SUPPLIED DATA.
○ ○ ○ ○ ○

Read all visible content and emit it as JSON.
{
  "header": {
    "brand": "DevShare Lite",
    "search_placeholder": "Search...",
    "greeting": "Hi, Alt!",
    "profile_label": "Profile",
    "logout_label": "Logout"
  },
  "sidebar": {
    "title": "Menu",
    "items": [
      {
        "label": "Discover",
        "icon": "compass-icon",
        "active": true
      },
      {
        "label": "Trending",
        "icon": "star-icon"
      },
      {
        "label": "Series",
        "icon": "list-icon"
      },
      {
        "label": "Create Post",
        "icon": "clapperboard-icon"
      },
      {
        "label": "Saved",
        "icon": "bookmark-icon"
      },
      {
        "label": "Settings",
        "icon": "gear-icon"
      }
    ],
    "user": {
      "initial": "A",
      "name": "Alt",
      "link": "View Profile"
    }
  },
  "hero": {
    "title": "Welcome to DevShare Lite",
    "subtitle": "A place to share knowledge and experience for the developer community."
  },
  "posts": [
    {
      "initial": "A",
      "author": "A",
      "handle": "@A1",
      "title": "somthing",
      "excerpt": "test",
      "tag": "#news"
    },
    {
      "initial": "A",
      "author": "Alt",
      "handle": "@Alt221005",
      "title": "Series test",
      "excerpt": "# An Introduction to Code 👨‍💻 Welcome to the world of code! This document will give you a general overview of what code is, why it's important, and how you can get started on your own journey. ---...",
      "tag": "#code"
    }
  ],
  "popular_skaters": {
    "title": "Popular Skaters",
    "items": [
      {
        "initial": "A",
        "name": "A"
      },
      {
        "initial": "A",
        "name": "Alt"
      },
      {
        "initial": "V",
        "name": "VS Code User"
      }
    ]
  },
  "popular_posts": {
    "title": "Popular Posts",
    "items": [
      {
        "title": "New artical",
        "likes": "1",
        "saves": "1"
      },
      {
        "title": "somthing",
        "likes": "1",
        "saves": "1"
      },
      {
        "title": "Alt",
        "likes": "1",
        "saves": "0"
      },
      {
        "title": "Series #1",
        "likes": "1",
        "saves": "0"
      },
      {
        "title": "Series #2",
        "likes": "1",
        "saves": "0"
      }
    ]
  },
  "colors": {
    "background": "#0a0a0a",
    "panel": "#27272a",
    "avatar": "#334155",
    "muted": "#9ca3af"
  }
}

○ ○ ○ ○ ○

INSTRUCTIONS FOR THE TASK.
Copy out the full set of records precisely, leaving nothing out.

REPLY TO THE EXERCISE.
Read all visible content and emit it as JSON.
{
  "header": {
    "brand": "DevShare Lite",
    "search_placeholder": "Search...",
    "greeting": "Hi, Alt!",
    "profile_label": "Profile",
    "logout_label": "Logout"
  },
  "sidebar": {
    "title": "Menu",
    "items": [
      {
        "label": "Discover",
        "icon": "compass-icon",
        "active": true
      },
      {
        "label": "Trending",
        "icon": "star-icon"
      },
      {
        "label": "Series",
        "icon": "list-icon"
      },
      {
        "label": "Create Post",
        "icon": "clapperboard-icon"
      },
      {
        "label": "Saved",
        "icon": "bookmark-icon"
      },
      {
        "label": "Settings",
        "icon": "gear-icon"
      }
    ],
    "user": {
      "initial": "A",
      "name": "Alt",
      "link": "View Profile"
    }
  },
  "hero": {
    "title": "Welcome to DevShare Lite",
    "subtitle": "A place to share knowledge and experience for the developer community."
  },
  "posts": [
    {
      "initial": "A",
      "author": "A",
      "handle": "@A1",
      "title": "somthing",
      "excerpt": "test",
      "tag": "#news"
    },
    {
      "initial": "A",
      "author": "Alt",
      "handle": "@Alt221005",
      "title": "Series test",
      "excerpt": "# An Introduction to Code 👨‍💻 Welcome to the world of code! This document will give you a general overview of what code is, why it's important, and how you can get started on your own journey. ---...",
      "tag": "#code"
    }
  ],
  "popular_skaters": {
    "title": "Popular Skaters",
    "items": [
      {
        "initial": "A",
        "name": "A"
      },
      {
        "initial": "A",
        "name": "Alt"
      },
      {
        "initial": "V",
        "name": "VS Code User"
      }
    ]
  },
  "popular_posts": {
    "title": "Popular Posts",
    "items": [
      {
        "title": "New artical",
        "likes": "1",
        "saves": "1"
      },
      {
        "title": "somthing",
        "likes": "1",
        "saves": "1"
      },
      {
        "title": "Alt",
        "likes": "1",
        "saves": "0"
      },
      {
        "title": "Series #1",
        "likes": "1",
        "saves": "0"
      },
      {
        "title": "Series #2",
        "likes": "1",
        "saves": "0"
      }
    ]
  },
  "colors": {
    "background": "#0a0a0a",
    "panel": "#27272a",
    "avatar": "#334155",
    "muted": "#9ca3af"
  }
}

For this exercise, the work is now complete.